Lines holding the string "this" are the ones to copy; find them all in the data.
## Begin RECORDED INFORMATION
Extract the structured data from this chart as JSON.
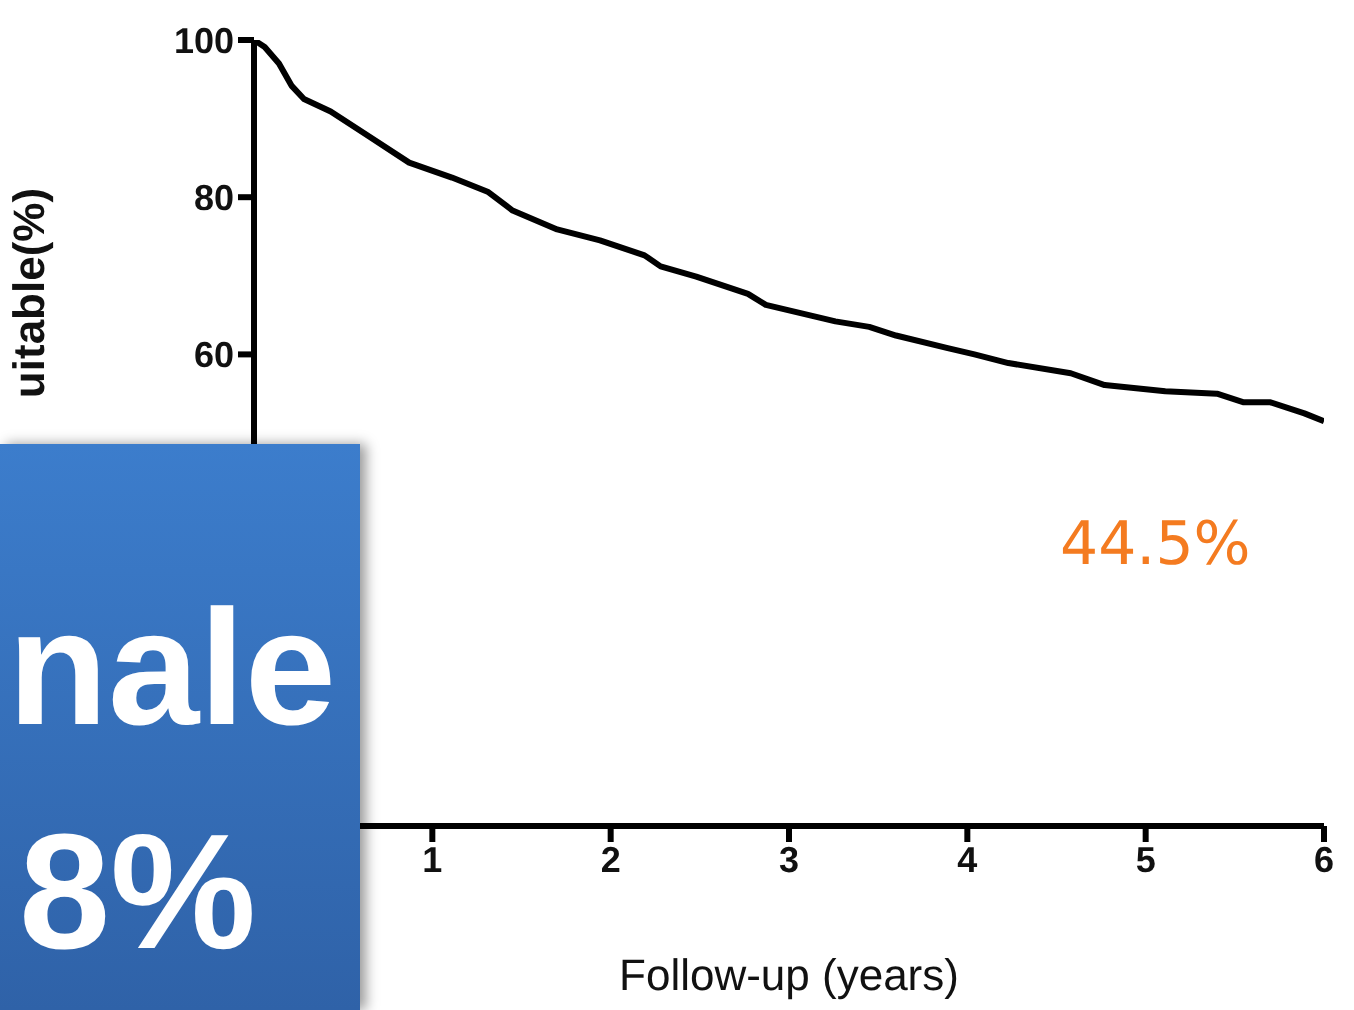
{
  "chart_data": {
    "type": "line",
    "xlabel": "Follow-up (years)",
    "ylabel": "uitable(%)",
    "xlim": [
      0,
      6
    ],
    "xticks": [
      1,
      2,
      3,
      4,
      5,
      6
    ],
    "ylim": [
      0,
      100
    ],
    "yticks": [
      60,
      80,
      100
    ],
    "marker": "none",
    "line_style": "solid",
    "x": [
      0,
      0.06,
      0.14,
      0.21,
      0.28,
      0.43,
      0.62,
      0.87,
      1.11,
      1.31,
      1.45,
      1.7,
      1.94,
      2.19,
      2.28,
      2.48,
      2.77,
      2.87,
      3.26,
      3.45,
      3.6,
      3.89,
      4.04,
      4.23,
      4.58,
      4.77,
      5.11,
      5.4,
      5.55,
      5.7,
      5.89,
      6
    ],
    "series": [
      {
        "color": "#000000",
        "values": [
          100,
          99.1,
          97,
          94.2,
          92.5,
          90.9,
          88.1,
          84.4,
          82.5,
          80.7,
          78.3,
          75.9,
          74.5,
          72.6,
          71.2,
          69.9,
          67.7,
          66.3,
          64.2,
          63.5,
          62.4,
          60.8,
          60,
          58.9,
          57.6,
          56.1,
          55.3,
          55,
          53.9,
          53.9,
          52.5,
          51.5
        ]
      }
    ],
    "annotations": [
      "44.5%",
      "nale",
      "8%"
    ]
  }
}
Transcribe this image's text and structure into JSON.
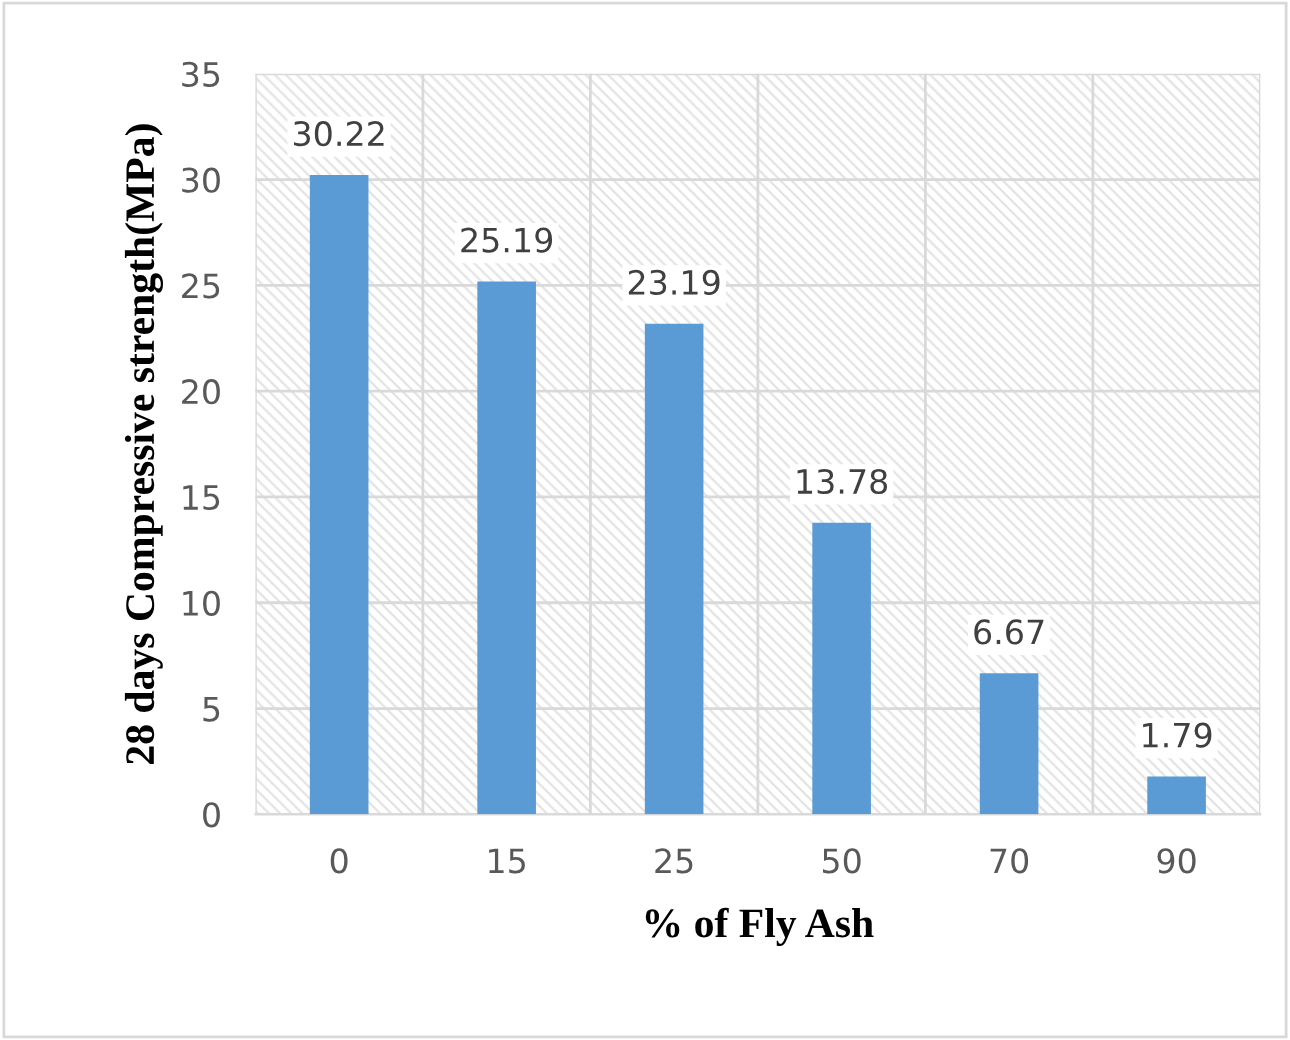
{
  "chart_data": {
    "type": "bar",
    "xlabel": "% of Fly Ash",
    "ylabel": "28 days Compressive strength(MPa)",
    "categories": [
      "0",
      "15",
      "25",
      "50",
      "70",
      "90"
    ],
    "values": [
      30.22,
      25.19,
      23.19,
      13.78,
      6.67,
      1.79
    ],
    "color": "#5b9bd5",
    "ylim": [
      0,
      35
    ],
    "yticks": [
      0,
      5,
      10,
      15,
      20,
      25,
      30,
      35
    ],
    "grid": true,
    "data_labels": true
  }
}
## End RECORDED INFORMATION
**RESPONSE BELOW:**
Extract the structured data from this chart as JSON.
Transcribe this image's text and structure into JSON.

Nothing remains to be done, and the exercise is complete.